▶ [GIVEN DATA]
*-*-*
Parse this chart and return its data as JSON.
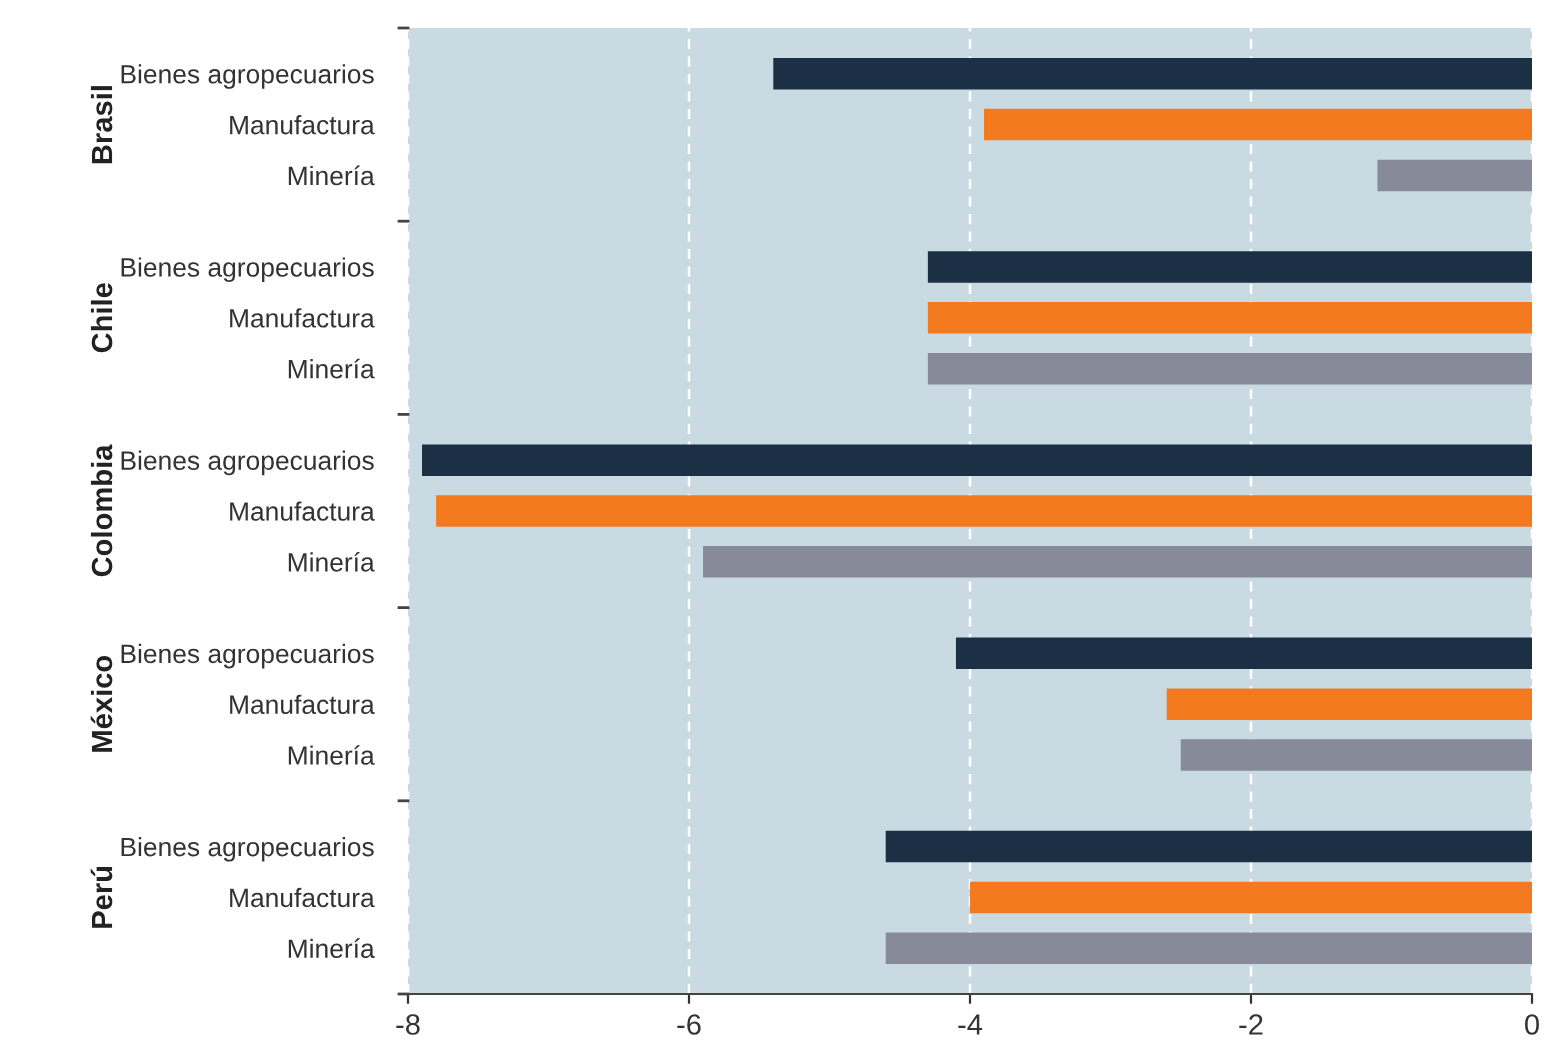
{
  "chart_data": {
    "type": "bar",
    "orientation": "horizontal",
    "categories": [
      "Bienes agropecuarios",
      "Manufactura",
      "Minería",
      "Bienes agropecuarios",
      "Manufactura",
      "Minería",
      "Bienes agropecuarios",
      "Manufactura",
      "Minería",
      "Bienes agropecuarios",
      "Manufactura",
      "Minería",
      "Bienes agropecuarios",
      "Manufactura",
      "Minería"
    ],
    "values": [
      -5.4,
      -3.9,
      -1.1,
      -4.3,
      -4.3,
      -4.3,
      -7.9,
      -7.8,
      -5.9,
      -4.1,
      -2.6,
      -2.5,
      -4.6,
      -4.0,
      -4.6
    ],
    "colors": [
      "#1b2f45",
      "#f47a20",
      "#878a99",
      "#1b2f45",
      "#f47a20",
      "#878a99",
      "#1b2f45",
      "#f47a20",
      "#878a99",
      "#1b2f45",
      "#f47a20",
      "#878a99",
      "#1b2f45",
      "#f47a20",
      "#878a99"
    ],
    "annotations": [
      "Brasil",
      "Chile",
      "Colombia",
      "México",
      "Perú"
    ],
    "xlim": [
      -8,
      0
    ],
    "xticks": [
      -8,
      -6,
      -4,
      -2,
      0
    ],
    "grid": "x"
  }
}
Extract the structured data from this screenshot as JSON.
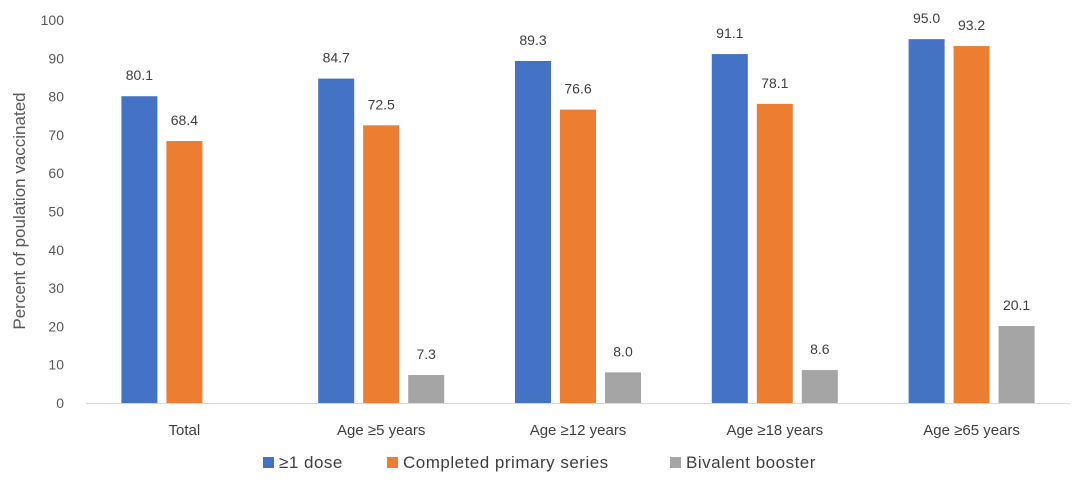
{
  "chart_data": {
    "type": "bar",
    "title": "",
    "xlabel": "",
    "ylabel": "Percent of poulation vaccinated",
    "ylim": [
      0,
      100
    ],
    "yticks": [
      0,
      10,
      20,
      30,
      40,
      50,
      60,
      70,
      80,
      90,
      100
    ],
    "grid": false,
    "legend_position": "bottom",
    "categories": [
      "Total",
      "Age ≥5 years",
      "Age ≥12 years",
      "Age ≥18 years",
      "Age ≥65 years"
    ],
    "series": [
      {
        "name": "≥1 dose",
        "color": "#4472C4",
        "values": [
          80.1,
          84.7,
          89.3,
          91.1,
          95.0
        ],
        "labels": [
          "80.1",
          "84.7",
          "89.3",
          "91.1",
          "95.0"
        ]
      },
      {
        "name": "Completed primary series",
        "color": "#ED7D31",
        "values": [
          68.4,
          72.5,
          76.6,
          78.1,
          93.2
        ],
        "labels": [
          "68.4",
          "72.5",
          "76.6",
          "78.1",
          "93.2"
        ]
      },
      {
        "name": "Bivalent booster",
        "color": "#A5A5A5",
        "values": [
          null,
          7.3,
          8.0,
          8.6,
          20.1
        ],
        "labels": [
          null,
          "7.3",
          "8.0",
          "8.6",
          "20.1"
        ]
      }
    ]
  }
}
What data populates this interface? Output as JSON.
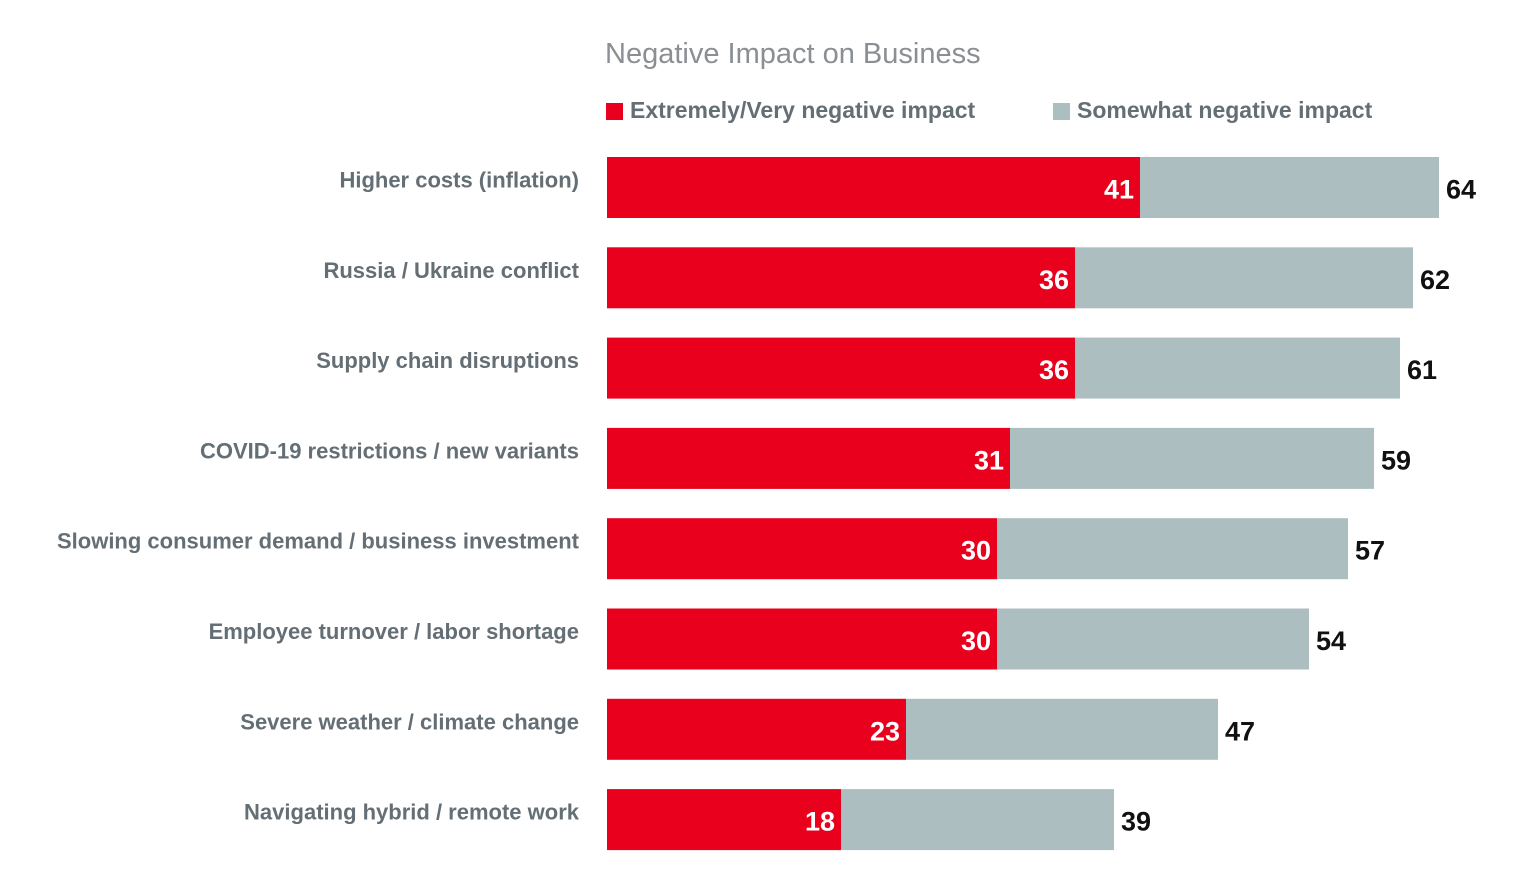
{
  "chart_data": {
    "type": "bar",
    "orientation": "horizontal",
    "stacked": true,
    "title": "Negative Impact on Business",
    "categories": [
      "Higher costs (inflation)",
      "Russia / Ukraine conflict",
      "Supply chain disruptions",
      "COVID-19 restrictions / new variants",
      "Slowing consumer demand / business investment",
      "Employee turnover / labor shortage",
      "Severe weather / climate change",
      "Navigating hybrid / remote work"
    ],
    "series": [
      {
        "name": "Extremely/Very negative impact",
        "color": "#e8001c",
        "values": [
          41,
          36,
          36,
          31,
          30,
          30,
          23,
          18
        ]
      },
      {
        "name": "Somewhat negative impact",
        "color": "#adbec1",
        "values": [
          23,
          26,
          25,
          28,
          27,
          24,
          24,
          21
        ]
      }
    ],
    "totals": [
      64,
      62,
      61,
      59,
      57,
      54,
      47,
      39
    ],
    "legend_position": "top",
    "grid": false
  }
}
*-*-*
▶ [PROBLEM TO SOLVE] Out of the material above, gather each line where "this" appears.

▶ [CORRECT OUTPUT]
Parse this chart and return its data as JSON.
Extract the structured data from this screenshot as JSON.
What data populates this interface? Output as JSON.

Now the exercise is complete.